EXERCISE TASKS:
[1] Quote the article about Josiah McElheny word for word, from "The Universe Re-Imagined" up to and including "for the Arts.".
[2] Name every poet, architect, painter and musician listed with birth and death years in the article about Josiah McElheny.

PASSAGE GIVEN:

────────────────────────────────────────

The Universe Re-Imagined

This spring, artist Josiah McElheny’s sculptures and lectures explored paths to alternative futures and different, imagined universes at the Moody Center for the Arts.

“Island Universe” by Josiah McElheny is on view at the Moody Center for the Arts through June 2, 2018. Photo by Tommy LaVergne
“Island Universe”  by Josiah McElheny is on view at the Moody Center for the Arts through June 2, 2018. Photo by Tommy LaVergne

Spring 2018
Katharine Shilcutt

What possible correlation is there among poet Paul Scheerbart (1863–1915), architect Bruno Taut (1880–1938), painters Hilma af Klint (1862–1944) and Blinky Palermo (1943–1977), and musicians Sun Ra (1914–1993) and Pauline Oliveros (1932–2016)? The answer: “imaginary modernism.” You can be forgiven if you’ve never heard the term before, said Josiah McElheny, a prolific visual artist, writer, curator and filmmaker. “It’s a term that, with these lectures collectively, I’m trying to define.”

This year’s Campbell Lecture Series — a prestigious three-night event held March 20–22 — incorporated audio, video and a live jazz performance as a means of exploring alternative paths in the history of 20th-century art, architecture and music. As the invited speaker, McElheny delivered three talks that engaged the eyes, ears and imaginations of the audience. But the lecture series was not the only opportunity for Rice students, faculty and staff and the Houston community to engage with McElheny. In a creative collaboration between the Moody and the School of Humanities, McElheny was invited to not only speak at the university, but also to present a solo exhibition of his work in the Moody’s Brown Foundation and Media Arts galleries.

────────────────────────────────────────

DATA SECTION:
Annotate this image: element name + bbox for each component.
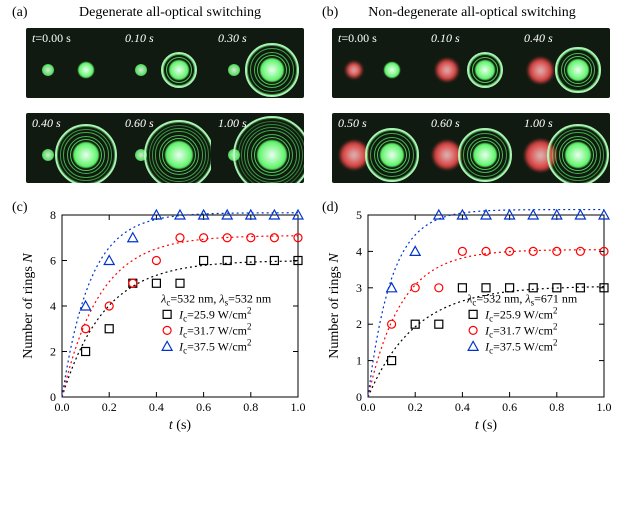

────────────────────────────────────────

COMPLETED EXERCISE:
[1]
The Universe Re-Imagined

This spring, artist Josiah McElheny’s sculptures and lectures explored paths to alternative futures and different, imagined universes at the Moody Center for the Arts.

[2]
Paul Scheerbart (poet, 1863–1915)
Bruno Taut (architect, 1880–1938)
Hilma af Klint (painter, 1862–1944)
Blinky Palermo (painter, 1943–1977)
Sun Ra (musician, 1914–1993)
Pauline Oliveros (musician, 1932–2016)